Begin
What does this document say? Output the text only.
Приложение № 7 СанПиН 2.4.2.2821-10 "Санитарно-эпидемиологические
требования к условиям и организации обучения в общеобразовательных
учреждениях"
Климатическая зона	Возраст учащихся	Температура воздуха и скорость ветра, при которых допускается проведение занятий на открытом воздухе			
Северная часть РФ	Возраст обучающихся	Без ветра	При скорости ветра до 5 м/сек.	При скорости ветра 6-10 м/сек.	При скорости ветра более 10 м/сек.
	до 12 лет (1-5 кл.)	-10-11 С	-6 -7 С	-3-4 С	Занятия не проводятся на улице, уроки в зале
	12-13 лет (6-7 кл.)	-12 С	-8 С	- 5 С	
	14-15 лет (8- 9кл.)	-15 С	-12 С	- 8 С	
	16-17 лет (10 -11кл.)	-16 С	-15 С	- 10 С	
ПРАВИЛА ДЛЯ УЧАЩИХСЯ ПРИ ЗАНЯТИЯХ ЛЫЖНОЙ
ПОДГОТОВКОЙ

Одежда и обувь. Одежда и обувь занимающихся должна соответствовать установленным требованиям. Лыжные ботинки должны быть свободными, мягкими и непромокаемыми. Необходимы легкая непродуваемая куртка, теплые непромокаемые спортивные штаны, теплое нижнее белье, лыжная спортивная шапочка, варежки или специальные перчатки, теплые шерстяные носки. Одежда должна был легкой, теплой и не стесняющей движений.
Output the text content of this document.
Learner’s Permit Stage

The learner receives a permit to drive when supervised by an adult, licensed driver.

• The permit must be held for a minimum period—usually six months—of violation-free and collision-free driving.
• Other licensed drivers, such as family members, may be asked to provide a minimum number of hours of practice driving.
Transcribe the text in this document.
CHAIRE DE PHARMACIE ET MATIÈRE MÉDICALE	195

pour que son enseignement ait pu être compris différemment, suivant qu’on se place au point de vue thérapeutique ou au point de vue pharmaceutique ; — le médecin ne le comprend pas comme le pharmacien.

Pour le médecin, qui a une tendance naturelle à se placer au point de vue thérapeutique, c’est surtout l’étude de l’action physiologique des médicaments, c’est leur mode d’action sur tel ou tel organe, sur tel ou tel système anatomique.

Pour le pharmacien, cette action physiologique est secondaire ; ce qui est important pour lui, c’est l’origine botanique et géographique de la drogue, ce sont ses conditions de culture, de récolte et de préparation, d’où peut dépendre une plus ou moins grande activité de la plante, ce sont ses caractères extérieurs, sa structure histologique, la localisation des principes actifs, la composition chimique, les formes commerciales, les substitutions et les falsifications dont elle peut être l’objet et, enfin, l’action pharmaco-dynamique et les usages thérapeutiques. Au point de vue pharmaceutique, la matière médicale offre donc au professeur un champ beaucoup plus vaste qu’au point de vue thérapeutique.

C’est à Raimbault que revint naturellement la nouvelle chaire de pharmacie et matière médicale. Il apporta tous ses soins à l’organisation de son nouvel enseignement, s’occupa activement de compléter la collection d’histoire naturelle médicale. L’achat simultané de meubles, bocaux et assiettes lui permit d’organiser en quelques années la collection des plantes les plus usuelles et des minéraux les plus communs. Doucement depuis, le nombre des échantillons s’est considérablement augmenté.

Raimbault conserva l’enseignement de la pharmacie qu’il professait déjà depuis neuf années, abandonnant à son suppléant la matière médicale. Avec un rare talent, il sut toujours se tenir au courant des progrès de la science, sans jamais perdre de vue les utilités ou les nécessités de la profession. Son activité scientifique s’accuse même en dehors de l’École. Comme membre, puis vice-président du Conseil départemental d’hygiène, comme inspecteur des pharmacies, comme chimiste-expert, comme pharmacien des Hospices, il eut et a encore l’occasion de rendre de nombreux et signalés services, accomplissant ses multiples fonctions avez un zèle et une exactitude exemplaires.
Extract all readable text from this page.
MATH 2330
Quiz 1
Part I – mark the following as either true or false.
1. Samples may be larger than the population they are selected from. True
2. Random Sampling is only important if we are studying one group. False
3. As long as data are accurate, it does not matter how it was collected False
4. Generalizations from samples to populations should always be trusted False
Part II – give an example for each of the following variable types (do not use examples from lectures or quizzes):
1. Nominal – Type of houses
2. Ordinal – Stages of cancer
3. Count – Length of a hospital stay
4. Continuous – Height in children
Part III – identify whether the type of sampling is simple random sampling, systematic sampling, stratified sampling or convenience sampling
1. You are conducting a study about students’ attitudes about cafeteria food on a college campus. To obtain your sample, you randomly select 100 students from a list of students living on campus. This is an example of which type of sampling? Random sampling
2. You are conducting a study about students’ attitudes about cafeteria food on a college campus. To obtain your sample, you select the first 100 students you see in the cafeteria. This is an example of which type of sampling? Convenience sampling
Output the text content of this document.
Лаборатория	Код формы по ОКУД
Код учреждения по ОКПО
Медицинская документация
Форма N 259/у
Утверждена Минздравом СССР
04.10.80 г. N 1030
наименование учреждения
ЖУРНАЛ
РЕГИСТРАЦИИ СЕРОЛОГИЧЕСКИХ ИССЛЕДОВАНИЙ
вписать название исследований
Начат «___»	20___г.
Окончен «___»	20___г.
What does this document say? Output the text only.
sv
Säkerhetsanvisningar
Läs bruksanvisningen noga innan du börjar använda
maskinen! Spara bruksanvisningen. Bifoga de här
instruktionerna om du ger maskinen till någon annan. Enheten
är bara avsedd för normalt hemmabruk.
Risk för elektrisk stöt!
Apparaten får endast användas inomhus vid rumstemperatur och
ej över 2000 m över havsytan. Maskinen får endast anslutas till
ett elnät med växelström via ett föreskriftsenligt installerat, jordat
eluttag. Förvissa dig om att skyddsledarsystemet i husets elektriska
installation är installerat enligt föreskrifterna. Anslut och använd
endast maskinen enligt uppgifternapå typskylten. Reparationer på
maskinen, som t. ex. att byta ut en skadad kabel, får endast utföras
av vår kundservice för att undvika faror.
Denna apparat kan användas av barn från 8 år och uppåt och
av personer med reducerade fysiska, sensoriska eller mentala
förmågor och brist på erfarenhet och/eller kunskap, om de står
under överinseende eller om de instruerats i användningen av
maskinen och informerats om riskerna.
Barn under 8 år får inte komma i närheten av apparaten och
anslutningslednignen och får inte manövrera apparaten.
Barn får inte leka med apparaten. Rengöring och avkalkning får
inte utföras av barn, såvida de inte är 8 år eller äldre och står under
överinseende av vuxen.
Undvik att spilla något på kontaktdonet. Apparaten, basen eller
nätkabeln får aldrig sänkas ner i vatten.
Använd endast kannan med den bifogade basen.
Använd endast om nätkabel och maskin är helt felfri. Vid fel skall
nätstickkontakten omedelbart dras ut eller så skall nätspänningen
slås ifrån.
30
End
Problem statement :: Reproduce each entry exactly, leaving out nothing.

Solution for this task ::
What does this document say? Output the text only.
Приложение № 7 СанПиН 2.4.2.2821-10 "Санитарно-эпидемиологические
требования к условиям и организации обучения в общеобразовательных
учреждениях"
Климатическая зона	Возраст учащихся	Температура воздуха и скорость ветра, при которых допускается проведение занятий на открытом воздухе			
Северная часть РФ	Возраст обучающихся	Без ветра	При скорости ветра до 5 м/сек.	При скорости ветра 6-10 м/сек.	При скорости ветра более 10 м/сек.
	до 12 лет (1-5 кл.)	-10-11 С	-6 -7 С	-3-4 С	Занятия не проводятся на улице, уроки в зале
	12-13 лет (6-7 кл.)	-12 С	-8 С	- 5 С	
	14-15 лет (8- 9кл.)	-15 С	-12 С	- 8 С	
	16-17 лет (10 -11кл.)	-16 С	-15 С	- 10 С	
ПРАВИЛА ДЛЯ УЧАЩИХСЯ ПРИ ЗАНЯТИЯХ ЛЫЖНОЙ
ПОДГОТОВКОЙ

Одежда и обувь. Одежда и обувь занимающихся должна соответствовать установленным требованиям. Лыжные ботинки должны быть свободными, мягкими и непромокаемыми. Необходимы легкая непродуваемая куртка, теплые непромокаемые спортивные штаны, теплое нижнее белье, лыжная спортивная шапочка, варежки или специальные перчатки, теплые шерстяные носки. Одежда должна был легкой, теплой и не стесняющей движений.
Output the text content of this document.
Learner’s Permit Stage

The learner receives a permit to drive when supervised by an adult, licensed driver.

• The permit must be held for a minimum period—usually six months—of violation-free and collision-free driving.
• Other licensed drivers, such as family members, may be asked to provide a minimum number of hours of practice driving.
Transcribe the text in this document.
CHAIRE DE PHARMACIE ET MATIÈRE MÉDICALE	195

pour que son enseignement ait pu être compris différemment, suivant qu’on se place au point de vue thérapeutique ou au point de vue pharmaceutique ; — le médecin ne le comprend pas comme le pharmacien.

Pour le médecin, qui a une tendance naturelle à se placer au point de vue thérapeutique, c’est surtout l’étude de l’action physiologique des médicaments, c’est leur mode d’action sur tel ou tel organe, sur tel ou tel système anatomique.

Pour le pharmacien, cette action physiologique est secondaire ; ce qui est important pour lui, c’est l’origine botanique et géographique de la drogue, ce sont ses conditions de culture, de récolte et de préparation, d’où peut dépendre une plus ou moins grande activité de la plante, ce sont ses caractères extérieurs, sa structure histologique, la localisation des principes actifs, la composition chimique, les formes commerciales, les substitutions et les falsifications dont elle peut être l’objet et, enfin, l’action pharmaco-dynamique et les usages thérapeutiques. Au point de vue pharmaceutique, la matière médicale offre donc au professeur un champ beaucoup plus vaste qu’au point de vue thérapeutique.

C’est à Raimbault que revint naturellement la nouvelle chaire de pharmacie et matière médicale. Il apporta tous ses soins à l’organisation de son nouvel enseignement, s’occupa activement de compléter la collection d’histoire naturelle médicale. L’achat simultané de meubles, bocaux et assiettes lui permit d’organiser en quelques années la collection des plantes les plus usuelles et des minéraux les plus communs. Doucement depuis, le nombre des échantillons s’est considérablement augmenté.

Raimbault conserva l’enseignement de la pharmacie qu’il professait déjà depuis neuf années, abandonnant à son suppléant la matière médicale. Avec un rare talent, il sut toujours se tenir au courant des progrès de la science, sans jamais perdre de vue les utilités ou les nécessités de la profession. Son activité scientifique s’accuse même en dehors de l’École. Comme membre, puis vice-président du Conseil départemental d’hygiène, comme inspecteur des pharmacies, comme chimiste-expert, comme pharmacien des Hospices, il eut et a encore l’occasion de rendre de nombreux et signalés services, accomplissant ses multiples fonctions avez un zèle et une exactitude exemplaires.
Extract all readable text from this page.
MATH 2330
Quiz 1
Part I – mark the following as either true or false.
1. Samples may be larger than the population they are selected from. True
2. Random Sampling is only important if we are studying one group. False
3. As long as data are accurate, it does not matter how it was collected False
4. Generalizations from samples to populations should always be trusted False
Part II – give an example for each of the following variable types (do not use examples from lectures or quizzes):
1. Nominal – Type of houses
2. Ordinal – Stages of cancer
3. Count – Length of a hospital stay
4. Continuous – Height in children
Part III – identify whether the type of sampling is simple random sampling, systematic sampling, stratified sampling or convenience sampling
1. You are conducting a study about students’ attitudes about cafeteria food on a college campus. To obtain your sample, you randomly select 100 students from a list of students living on campus. This is an example of which type of sampling? Random sampling
2. You are conducting a study about students’ attitudes about cafeteria food on a college campus. To obtain your sample, you select the first 100 students you see in the cafeteria. This is an example of which type of sampling? Convenience sampling
Output the text content of this document.
Лаборатория	Код формы по ОКУД
Код учреждения по ОКПО
Медицинская документация
Форма N 259/у
Утверждена Минздравом СССР
04.10.80 г. N 1030
наименование учреждения
ЖУРНАЛ
РЕГИСТРАЦИИ СЕРОЛОГИЧЕСКИХ ИССЛЕДОВАНИЙ
вписать название исследований
Начат «___»	20___г.
Окончен «___»	20___г.
What does this document say? Output the text only.
sv
Säkerhetsanvisningar
Läs bruksanvisningen noga innan du börjar använda
maskinen! Spara bruksanvisningen. Bifoga de här
instruktionerna om du ger maskinen till någon annan. Enheten
är bara avsedd för normalt hemmabruk.
Risk för elektrisk stöt!
Apparaten får endast användas inomhus vid rumstemperatur och
ej över 2000 m över havsytan. Maskinen får endast anslutas till
ett elnät med växelström via ett föreskriftsenligt installerat, jordat
eluttag. Förvissa dig om att skyddsledarsystemet i husets elektriska
installation är installerat enligt föreskrifterna. Anslut och använd
endast maskinen enligt uppgifternapå typskylten. Reparationer på
maskinen, som t. ex. att byta ut en skadad kabel, får endast utföras
av vår kundservice för att undvika faror.
Denna apparat kan användas av barn från 8 år och uppåt och
av personer med reducerade fysiska, sensoriska eller mentala
förmågor och brist på erfarenhet och/eller kunskap, om de står
under överinseende eller om de instruerats i användningen av
maskinen och informerats om riskerna.
Barn under 8 år får inte komma i närheten av apparaten och
anslutningslednignen och får inte manövrera apparaten.
Barn får inte leka med apparaten. Rengöring och avkalkning får
inte utföras av barn, såvida de inte är 8 år eller äldre och står under
överinseende av vuxen.
Undvik att spilla något på kontaktdonet. Apparaten, basen eller
nätkabeln får aldrig sänkas ner i vatten.
Använd endast kannan med den bifogade basen.
Använd endast om nätkabel och maskin är helt felfri. Vid fel skall
nätstickkontakten omedelbart dras ut eller så skall nätspänningen
slås ifrån.
30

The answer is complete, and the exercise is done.